PROMPT
Wherever the word "Landié" appears in a line, extract that line.

### GIVEN DATA

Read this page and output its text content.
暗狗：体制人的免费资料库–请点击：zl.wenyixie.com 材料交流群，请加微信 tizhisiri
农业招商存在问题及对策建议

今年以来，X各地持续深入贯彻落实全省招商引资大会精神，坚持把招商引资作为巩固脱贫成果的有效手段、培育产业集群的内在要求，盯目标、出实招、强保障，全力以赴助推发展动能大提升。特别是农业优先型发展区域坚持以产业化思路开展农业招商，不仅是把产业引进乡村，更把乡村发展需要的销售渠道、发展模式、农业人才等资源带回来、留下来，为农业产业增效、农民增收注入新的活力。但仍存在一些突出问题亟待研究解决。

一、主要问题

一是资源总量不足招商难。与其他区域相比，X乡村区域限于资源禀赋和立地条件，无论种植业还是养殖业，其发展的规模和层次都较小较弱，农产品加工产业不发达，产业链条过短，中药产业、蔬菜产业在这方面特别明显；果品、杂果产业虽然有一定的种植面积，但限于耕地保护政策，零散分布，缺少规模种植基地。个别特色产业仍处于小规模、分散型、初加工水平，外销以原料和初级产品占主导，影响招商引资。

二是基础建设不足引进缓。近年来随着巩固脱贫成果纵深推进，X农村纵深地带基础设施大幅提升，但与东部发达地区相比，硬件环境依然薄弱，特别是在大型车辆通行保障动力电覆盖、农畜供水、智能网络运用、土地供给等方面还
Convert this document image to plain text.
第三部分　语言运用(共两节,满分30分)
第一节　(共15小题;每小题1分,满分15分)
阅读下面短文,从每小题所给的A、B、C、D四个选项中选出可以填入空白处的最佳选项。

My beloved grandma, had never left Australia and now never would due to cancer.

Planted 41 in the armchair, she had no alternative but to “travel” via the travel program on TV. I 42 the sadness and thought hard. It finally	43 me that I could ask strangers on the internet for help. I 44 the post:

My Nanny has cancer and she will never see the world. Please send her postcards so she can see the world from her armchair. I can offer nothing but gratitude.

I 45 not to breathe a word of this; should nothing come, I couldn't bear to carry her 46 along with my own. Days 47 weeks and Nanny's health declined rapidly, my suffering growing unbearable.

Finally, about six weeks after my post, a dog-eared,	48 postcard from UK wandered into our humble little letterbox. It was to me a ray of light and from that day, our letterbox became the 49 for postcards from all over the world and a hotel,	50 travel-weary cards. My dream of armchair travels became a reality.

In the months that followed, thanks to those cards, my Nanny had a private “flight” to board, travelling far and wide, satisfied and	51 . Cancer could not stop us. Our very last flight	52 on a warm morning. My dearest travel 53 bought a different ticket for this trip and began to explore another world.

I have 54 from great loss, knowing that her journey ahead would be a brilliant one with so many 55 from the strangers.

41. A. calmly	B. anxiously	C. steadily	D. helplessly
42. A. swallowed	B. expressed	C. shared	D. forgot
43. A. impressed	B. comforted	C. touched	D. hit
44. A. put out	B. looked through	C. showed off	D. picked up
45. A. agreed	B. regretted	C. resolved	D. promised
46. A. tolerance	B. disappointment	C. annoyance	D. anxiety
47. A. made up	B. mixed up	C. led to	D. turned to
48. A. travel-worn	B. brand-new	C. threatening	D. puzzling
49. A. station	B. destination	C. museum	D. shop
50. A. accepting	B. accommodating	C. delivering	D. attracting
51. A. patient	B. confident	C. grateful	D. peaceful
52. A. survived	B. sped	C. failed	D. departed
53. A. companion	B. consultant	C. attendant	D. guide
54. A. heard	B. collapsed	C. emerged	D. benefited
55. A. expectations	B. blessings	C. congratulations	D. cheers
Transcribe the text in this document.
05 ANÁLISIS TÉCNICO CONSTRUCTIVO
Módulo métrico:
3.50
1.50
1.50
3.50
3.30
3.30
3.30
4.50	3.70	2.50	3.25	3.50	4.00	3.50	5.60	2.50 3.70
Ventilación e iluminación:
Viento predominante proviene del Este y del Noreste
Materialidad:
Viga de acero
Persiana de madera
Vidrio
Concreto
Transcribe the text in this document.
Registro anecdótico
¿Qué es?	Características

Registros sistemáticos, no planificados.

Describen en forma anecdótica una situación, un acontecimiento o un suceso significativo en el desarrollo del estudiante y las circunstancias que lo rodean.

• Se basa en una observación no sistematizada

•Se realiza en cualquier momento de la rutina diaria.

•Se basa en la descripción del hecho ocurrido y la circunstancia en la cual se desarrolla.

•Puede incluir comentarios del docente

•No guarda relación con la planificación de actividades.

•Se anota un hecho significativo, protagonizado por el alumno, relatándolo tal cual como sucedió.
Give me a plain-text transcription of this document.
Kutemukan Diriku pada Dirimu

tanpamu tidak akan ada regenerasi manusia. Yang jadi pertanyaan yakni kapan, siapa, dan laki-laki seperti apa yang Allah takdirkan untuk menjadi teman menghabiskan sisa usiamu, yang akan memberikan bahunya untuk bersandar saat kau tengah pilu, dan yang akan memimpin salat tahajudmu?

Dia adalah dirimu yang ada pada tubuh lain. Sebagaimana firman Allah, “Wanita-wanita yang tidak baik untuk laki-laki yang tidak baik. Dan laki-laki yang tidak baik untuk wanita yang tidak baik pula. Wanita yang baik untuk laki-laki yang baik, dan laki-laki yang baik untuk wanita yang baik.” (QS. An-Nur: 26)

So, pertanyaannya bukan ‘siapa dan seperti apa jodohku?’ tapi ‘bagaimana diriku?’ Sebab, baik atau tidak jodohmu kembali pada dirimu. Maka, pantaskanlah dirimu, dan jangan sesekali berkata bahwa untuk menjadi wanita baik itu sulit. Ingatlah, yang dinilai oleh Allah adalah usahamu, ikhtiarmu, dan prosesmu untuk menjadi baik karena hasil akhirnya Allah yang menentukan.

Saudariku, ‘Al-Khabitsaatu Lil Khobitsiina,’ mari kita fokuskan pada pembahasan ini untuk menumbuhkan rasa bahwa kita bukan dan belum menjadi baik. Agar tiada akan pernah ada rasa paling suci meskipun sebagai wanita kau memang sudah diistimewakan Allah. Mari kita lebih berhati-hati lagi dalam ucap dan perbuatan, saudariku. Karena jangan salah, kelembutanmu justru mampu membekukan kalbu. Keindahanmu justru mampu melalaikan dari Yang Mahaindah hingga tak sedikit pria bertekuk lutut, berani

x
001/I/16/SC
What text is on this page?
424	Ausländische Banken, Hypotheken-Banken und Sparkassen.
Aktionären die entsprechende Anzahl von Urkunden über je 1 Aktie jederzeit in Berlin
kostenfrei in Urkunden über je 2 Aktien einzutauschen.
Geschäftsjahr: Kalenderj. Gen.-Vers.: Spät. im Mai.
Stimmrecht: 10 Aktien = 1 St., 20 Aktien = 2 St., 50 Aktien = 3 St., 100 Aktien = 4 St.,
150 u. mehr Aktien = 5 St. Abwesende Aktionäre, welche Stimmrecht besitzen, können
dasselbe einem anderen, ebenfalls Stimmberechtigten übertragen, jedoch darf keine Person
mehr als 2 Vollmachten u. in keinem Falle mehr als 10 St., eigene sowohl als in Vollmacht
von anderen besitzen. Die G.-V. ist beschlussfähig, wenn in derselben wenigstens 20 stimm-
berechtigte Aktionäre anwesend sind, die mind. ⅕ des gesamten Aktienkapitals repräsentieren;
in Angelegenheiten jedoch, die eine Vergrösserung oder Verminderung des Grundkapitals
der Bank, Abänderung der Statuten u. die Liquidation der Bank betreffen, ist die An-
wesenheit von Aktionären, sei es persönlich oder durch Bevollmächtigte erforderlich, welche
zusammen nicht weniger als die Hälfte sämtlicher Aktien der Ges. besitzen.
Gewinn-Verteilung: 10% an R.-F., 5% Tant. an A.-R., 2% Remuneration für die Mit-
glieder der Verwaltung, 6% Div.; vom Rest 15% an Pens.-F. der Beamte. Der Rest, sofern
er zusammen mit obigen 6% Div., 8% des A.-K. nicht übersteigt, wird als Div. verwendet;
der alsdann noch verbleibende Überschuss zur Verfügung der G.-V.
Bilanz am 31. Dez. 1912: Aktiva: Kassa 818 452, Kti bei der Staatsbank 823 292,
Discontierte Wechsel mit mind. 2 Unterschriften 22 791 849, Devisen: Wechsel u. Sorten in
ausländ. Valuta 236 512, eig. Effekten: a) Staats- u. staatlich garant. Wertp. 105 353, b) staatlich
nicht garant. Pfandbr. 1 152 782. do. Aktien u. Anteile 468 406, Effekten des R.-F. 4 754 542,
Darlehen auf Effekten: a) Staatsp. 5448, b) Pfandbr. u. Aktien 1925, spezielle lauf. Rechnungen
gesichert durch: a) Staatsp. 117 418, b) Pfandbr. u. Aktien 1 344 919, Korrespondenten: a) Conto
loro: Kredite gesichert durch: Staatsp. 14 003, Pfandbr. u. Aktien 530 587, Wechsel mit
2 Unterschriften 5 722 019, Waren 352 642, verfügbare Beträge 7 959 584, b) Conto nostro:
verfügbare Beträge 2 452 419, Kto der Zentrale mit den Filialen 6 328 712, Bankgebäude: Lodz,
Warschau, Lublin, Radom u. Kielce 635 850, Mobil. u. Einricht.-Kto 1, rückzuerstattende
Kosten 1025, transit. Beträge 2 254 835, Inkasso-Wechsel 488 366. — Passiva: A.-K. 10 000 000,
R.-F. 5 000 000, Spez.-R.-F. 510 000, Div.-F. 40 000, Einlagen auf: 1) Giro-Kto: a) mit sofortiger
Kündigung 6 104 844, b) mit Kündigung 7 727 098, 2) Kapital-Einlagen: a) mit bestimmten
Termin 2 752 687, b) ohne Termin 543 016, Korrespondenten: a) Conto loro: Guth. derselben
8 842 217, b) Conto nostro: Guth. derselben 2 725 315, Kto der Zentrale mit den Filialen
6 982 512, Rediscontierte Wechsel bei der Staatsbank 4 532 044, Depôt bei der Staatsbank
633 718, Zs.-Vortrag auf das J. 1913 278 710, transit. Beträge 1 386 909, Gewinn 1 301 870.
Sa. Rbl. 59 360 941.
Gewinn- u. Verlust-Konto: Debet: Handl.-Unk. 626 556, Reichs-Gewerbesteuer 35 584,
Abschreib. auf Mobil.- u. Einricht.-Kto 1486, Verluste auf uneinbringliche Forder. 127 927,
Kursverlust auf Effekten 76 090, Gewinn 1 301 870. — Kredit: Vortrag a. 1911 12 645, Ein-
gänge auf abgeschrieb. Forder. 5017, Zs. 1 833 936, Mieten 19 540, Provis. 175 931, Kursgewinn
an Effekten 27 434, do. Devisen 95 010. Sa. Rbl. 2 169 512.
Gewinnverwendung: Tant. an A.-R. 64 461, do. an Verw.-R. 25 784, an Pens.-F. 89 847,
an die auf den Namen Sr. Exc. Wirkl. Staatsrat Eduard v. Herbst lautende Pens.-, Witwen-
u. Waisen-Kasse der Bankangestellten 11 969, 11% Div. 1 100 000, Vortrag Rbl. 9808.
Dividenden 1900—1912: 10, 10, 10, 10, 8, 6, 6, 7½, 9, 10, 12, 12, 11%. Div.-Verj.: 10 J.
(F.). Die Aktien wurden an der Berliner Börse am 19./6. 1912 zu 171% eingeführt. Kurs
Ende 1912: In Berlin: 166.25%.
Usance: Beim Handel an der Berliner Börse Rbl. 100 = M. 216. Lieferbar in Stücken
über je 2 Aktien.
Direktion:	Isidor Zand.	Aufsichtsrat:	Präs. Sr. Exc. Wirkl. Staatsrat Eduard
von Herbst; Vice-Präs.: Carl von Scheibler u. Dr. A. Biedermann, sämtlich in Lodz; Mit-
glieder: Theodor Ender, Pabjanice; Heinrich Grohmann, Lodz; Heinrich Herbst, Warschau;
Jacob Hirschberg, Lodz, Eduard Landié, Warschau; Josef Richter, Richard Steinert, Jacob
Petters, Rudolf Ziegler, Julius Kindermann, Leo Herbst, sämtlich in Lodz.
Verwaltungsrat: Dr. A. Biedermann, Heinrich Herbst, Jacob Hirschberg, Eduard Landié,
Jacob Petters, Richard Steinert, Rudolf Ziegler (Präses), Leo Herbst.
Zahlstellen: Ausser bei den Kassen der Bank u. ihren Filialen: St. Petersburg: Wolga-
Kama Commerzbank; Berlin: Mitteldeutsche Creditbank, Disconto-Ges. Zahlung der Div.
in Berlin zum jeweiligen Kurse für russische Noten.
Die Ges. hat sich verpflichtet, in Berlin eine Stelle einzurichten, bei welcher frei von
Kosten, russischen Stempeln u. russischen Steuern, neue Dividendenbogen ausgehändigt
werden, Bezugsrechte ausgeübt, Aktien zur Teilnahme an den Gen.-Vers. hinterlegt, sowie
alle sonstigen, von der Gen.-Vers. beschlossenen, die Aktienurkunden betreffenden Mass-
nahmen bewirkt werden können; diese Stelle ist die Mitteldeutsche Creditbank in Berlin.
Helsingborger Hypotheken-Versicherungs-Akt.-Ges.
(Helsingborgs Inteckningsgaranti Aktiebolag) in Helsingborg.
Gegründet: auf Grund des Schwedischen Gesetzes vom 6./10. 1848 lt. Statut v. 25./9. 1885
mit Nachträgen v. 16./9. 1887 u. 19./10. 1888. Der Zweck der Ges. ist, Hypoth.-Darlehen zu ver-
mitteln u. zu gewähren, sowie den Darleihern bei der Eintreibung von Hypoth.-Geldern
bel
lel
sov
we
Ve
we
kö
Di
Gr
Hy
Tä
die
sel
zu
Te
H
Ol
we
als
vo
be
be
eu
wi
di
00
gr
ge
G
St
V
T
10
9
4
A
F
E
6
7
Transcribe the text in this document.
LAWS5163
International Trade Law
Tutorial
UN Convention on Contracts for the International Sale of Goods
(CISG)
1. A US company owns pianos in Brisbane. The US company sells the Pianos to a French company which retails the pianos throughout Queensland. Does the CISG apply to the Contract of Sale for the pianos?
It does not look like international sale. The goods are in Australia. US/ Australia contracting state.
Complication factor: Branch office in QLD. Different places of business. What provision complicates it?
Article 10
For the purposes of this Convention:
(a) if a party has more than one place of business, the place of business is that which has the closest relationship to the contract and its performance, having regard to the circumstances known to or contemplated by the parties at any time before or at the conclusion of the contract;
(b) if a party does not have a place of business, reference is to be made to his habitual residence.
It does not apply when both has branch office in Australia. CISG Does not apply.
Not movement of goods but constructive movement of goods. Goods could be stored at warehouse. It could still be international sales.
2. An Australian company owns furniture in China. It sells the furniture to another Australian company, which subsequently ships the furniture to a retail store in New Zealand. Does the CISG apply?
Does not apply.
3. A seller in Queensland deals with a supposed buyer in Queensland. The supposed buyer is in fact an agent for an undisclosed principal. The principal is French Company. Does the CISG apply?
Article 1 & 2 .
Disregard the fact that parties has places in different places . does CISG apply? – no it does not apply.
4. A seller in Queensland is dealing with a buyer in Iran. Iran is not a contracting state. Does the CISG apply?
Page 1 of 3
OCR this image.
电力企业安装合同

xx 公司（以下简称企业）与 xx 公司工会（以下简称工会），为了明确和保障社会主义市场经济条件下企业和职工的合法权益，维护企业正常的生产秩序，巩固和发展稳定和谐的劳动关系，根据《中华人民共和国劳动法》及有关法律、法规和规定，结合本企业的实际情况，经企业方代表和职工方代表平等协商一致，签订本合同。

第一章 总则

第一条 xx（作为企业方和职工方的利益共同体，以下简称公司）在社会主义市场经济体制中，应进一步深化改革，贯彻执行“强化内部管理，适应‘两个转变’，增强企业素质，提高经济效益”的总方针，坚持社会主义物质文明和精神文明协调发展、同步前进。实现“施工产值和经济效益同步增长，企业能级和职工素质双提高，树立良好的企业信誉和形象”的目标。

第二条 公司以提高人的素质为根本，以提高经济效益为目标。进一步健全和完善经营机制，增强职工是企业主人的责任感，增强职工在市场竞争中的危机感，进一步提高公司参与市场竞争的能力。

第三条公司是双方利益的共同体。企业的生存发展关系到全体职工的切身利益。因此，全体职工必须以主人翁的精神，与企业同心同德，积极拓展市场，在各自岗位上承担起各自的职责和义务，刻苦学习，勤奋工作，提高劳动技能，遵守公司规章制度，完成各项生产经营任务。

######

REPLY
Jacob Hirschberg, Lodz, Eduard Landié, Warschau; Josef Richter, Richard Steinert, Jacob
Verwaltungsrat: Dr. A. Biedermann, Heinrich Herbst, Jacob Hirschberg, Eduard Landié,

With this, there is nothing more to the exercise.